**Stated goal**
Across all the lines below, how many contain the string "color"? Please reply with the number only.

>> Start Data shown

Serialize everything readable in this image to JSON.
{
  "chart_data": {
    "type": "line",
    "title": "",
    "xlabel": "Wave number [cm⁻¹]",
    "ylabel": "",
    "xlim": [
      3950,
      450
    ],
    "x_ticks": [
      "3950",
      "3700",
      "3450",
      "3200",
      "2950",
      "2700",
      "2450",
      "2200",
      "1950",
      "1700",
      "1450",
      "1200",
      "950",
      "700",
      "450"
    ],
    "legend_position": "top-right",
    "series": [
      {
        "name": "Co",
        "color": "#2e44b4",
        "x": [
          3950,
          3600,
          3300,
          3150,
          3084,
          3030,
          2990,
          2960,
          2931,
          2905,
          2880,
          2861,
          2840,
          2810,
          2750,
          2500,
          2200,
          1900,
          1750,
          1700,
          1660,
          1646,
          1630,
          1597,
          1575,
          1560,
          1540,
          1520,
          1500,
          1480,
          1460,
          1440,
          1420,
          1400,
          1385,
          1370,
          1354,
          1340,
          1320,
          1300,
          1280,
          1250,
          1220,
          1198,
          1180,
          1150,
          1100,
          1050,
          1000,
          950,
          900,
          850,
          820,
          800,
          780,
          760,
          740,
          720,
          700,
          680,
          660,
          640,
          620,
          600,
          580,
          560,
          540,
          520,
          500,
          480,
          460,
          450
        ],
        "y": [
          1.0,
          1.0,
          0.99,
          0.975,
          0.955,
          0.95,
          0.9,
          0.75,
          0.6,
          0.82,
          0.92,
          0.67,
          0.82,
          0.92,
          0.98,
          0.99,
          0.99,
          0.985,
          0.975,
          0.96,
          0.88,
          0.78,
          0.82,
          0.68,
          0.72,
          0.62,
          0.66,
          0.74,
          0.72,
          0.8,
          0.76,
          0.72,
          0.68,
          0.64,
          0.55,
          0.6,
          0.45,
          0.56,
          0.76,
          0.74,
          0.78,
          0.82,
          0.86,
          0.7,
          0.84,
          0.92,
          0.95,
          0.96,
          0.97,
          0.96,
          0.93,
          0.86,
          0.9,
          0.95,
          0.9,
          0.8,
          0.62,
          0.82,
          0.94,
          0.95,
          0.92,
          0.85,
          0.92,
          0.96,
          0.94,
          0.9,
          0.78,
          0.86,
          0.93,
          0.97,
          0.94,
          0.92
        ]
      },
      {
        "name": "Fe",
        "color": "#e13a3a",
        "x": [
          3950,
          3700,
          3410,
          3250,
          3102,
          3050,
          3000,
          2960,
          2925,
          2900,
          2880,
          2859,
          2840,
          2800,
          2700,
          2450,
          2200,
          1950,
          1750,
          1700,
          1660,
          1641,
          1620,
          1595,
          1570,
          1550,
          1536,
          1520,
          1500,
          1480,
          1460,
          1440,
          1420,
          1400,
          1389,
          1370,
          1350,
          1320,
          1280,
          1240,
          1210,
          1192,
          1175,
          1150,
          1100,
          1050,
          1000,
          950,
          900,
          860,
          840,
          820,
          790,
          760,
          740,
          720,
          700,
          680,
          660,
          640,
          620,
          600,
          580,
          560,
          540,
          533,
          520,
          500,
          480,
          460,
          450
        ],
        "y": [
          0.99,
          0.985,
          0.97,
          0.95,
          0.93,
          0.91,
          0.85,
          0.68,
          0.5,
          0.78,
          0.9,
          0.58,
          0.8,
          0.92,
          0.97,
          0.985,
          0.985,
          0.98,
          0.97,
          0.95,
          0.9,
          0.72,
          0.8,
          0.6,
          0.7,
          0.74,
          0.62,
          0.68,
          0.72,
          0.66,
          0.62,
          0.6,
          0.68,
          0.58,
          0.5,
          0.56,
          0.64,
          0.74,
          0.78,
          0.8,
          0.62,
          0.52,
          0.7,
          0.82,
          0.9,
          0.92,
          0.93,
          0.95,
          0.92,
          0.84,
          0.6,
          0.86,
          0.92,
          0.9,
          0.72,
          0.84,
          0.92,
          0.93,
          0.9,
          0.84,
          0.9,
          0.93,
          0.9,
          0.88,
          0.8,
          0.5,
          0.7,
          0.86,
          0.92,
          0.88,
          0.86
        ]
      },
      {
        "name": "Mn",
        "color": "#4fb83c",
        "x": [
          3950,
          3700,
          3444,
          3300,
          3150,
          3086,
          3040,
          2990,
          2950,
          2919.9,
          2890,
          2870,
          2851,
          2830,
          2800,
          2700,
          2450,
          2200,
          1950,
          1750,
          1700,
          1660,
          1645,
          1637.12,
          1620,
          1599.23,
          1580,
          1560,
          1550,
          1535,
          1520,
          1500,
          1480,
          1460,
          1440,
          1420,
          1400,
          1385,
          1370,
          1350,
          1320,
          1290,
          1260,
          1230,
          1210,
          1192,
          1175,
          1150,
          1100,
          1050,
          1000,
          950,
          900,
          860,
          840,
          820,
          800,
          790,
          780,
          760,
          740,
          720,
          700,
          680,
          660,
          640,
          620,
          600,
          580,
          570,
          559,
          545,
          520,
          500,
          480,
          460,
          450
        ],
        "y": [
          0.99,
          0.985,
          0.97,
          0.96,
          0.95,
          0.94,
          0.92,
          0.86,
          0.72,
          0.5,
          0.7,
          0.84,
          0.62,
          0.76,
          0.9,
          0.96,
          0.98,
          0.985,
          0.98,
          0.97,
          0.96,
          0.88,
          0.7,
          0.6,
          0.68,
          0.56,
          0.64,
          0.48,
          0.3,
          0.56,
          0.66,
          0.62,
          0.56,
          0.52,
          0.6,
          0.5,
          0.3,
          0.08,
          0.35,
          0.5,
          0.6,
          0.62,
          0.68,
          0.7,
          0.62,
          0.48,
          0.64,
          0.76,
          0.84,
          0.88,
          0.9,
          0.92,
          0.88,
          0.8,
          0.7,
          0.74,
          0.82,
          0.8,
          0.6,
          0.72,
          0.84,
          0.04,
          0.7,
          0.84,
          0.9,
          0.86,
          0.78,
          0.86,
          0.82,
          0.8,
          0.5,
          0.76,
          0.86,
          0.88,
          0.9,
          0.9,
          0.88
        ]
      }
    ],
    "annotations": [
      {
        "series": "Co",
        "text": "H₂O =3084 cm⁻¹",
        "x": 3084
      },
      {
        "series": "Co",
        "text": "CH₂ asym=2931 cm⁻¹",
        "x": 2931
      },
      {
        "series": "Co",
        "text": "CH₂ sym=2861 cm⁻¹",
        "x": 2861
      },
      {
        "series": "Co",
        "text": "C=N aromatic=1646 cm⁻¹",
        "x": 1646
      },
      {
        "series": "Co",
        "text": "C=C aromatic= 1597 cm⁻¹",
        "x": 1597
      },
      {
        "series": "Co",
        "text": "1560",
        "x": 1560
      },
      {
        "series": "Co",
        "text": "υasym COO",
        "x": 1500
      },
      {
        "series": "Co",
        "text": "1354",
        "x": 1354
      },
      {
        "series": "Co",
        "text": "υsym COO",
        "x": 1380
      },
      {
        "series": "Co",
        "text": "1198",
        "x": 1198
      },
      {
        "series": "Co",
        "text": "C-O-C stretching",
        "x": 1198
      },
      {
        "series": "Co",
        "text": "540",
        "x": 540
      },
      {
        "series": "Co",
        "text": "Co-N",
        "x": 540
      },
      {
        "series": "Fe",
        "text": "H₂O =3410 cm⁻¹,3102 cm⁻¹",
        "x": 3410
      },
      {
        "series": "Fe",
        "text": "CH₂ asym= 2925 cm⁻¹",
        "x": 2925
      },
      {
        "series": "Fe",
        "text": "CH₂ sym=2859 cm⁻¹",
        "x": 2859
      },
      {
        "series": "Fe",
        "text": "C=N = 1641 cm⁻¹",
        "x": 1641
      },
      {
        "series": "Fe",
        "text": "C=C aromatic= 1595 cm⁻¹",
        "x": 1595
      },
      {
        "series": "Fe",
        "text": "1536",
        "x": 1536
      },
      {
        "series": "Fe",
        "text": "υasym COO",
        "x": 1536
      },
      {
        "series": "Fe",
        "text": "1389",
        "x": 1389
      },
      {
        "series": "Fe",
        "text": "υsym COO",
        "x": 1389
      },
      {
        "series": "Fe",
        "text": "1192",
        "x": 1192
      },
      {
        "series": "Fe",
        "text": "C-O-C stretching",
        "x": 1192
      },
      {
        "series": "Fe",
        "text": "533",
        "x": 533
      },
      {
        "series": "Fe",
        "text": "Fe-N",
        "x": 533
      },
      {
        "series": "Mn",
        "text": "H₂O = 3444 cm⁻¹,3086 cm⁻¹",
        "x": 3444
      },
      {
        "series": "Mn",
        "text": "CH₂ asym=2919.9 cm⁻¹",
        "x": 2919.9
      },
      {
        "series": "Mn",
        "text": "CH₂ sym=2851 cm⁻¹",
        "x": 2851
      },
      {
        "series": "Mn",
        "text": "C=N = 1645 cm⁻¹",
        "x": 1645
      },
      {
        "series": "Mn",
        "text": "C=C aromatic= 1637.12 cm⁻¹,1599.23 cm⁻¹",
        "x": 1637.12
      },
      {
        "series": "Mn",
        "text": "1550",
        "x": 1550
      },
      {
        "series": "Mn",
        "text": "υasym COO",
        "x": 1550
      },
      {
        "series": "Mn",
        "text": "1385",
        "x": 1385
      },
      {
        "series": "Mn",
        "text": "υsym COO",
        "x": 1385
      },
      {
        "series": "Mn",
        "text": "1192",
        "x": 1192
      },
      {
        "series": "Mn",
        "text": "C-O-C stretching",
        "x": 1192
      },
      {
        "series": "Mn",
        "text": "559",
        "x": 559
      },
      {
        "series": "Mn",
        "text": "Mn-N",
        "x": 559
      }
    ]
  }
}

>> End Data shown

**Solution to this task**
3